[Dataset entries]
──────

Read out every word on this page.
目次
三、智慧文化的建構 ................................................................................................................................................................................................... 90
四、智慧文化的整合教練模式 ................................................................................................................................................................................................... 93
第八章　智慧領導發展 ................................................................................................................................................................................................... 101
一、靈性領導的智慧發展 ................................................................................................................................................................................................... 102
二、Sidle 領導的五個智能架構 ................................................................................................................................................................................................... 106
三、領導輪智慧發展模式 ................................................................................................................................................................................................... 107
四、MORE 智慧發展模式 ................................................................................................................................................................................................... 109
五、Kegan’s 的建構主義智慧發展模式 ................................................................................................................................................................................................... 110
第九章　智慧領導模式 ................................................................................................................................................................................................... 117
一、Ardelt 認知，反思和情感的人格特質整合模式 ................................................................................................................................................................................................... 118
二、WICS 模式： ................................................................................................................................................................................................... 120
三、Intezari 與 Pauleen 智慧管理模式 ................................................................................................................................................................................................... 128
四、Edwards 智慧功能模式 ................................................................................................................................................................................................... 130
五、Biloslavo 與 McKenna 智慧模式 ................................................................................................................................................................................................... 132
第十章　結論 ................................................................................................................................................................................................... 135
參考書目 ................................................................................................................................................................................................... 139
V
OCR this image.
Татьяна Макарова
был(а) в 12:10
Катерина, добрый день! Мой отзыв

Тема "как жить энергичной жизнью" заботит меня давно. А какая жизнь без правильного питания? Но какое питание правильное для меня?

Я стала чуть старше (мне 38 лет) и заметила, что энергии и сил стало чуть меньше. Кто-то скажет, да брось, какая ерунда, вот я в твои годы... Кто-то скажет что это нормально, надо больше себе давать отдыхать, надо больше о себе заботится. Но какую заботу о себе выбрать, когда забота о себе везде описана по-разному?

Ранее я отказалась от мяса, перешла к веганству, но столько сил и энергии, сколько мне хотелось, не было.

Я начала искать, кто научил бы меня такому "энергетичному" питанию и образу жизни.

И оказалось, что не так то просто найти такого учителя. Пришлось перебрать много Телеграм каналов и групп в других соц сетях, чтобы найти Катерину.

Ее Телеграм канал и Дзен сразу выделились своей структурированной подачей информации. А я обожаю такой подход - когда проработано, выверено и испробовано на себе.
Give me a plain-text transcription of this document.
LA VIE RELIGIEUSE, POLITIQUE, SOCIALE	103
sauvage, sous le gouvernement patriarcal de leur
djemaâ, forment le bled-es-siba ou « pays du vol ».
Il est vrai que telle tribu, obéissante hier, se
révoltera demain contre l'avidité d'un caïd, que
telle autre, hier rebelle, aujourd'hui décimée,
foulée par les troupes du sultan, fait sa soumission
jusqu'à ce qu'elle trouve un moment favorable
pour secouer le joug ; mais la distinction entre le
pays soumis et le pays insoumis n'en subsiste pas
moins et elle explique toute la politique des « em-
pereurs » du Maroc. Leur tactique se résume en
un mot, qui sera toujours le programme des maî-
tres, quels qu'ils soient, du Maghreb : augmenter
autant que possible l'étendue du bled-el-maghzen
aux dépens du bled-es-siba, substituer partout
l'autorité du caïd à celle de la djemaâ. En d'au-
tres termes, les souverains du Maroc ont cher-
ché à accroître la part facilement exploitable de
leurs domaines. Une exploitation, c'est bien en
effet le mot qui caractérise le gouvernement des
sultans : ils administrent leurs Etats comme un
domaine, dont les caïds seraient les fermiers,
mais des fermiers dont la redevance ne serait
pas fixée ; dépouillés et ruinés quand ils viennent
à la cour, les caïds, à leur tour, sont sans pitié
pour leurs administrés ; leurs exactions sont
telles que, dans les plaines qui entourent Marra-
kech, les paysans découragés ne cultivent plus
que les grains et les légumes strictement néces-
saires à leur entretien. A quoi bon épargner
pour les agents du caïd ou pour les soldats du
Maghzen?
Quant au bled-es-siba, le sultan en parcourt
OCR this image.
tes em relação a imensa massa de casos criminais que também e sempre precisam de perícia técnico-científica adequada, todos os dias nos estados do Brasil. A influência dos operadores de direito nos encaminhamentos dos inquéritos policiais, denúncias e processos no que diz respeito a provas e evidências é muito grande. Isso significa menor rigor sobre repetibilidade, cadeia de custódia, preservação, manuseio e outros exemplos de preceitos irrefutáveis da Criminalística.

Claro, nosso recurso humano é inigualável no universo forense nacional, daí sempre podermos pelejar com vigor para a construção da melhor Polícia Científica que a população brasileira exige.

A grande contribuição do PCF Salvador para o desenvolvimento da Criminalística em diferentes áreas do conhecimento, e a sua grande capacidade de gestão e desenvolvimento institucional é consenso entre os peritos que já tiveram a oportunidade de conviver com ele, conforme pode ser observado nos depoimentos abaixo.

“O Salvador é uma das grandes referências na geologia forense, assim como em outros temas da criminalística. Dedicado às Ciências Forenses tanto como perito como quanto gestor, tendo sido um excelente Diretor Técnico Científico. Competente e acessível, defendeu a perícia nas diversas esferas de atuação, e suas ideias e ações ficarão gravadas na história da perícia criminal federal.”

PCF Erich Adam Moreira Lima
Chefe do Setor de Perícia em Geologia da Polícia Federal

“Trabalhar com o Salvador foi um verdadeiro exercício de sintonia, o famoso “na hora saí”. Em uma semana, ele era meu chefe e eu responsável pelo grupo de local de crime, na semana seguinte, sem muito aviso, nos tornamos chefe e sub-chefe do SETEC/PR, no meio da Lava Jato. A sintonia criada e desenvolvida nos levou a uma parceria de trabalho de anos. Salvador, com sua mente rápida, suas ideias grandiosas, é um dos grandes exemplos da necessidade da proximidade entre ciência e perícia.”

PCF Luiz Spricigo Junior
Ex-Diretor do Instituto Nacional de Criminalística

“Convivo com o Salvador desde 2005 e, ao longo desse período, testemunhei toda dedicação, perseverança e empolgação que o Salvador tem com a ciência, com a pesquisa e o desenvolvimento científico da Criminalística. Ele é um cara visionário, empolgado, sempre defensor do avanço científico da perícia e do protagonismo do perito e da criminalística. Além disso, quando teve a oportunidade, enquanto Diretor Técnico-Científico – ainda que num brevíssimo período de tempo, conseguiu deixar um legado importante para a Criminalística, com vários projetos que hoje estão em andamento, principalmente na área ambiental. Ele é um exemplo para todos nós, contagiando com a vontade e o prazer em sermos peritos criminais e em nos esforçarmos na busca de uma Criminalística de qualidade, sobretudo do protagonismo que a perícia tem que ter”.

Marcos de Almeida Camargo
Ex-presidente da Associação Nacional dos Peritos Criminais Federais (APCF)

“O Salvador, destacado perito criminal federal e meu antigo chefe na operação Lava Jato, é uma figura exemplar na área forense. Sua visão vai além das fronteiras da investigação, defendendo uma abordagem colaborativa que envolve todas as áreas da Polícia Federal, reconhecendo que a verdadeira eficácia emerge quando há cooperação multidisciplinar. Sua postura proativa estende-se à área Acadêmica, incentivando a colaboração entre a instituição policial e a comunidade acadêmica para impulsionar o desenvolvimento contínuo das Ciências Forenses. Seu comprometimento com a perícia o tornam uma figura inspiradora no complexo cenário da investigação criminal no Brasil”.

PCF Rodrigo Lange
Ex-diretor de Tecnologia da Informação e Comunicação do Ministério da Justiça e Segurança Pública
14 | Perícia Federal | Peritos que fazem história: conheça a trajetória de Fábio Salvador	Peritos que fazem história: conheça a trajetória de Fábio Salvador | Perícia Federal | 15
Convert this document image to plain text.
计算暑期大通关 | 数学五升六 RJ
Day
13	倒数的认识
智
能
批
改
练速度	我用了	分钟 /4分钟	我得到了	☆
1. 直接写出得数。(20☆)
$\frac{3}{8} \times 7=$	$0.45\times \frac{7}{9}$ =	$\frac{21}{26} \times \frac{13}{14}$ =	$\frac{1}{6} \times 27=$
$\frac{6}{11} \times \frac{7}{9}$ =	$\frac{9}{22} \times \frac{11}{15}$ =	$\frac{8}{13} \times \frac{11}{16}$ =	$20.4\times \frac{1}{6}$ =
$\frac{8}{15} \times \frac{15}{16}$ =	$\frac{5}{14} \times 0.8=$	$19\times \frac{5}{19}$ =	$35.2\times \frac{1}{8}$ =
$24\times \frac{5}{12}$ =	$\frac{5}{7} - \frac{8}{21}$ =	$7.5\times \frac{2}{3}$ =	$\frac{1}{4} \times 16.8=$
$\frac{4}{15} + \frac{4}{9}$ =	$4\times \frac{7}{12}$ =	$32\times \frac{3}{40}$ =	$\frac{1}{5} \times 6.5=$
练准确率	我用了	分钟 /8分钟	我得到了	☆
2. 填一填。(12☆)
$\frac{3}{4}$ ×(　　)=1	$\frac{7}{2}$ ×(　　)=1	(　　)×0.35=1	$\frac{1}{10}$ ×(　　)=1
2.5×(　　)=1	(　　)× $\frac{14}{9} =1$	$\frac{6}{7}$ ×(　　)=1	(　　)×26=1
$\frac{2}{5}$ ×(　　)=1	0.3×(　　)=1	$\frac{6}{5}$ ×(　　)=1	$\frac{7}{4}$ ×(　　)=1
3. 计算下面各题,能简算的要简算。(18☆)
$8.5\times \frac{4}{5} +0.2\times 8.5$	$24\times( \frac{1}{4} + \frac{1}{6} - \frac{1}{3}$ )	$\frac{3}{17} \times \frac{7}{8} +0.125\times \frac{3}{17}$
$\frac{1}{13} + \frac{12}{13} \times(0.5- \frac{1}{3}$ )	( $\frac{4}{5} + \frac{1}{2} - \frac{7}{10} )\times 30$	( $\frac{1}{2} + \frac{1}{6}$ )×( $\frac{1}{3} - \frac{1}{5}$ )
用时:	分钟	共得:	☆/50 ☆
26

──────

Using the entries above, tally how many lines have the word "leurs" in them; write the number and nothing more.

→ **Response to the task**
3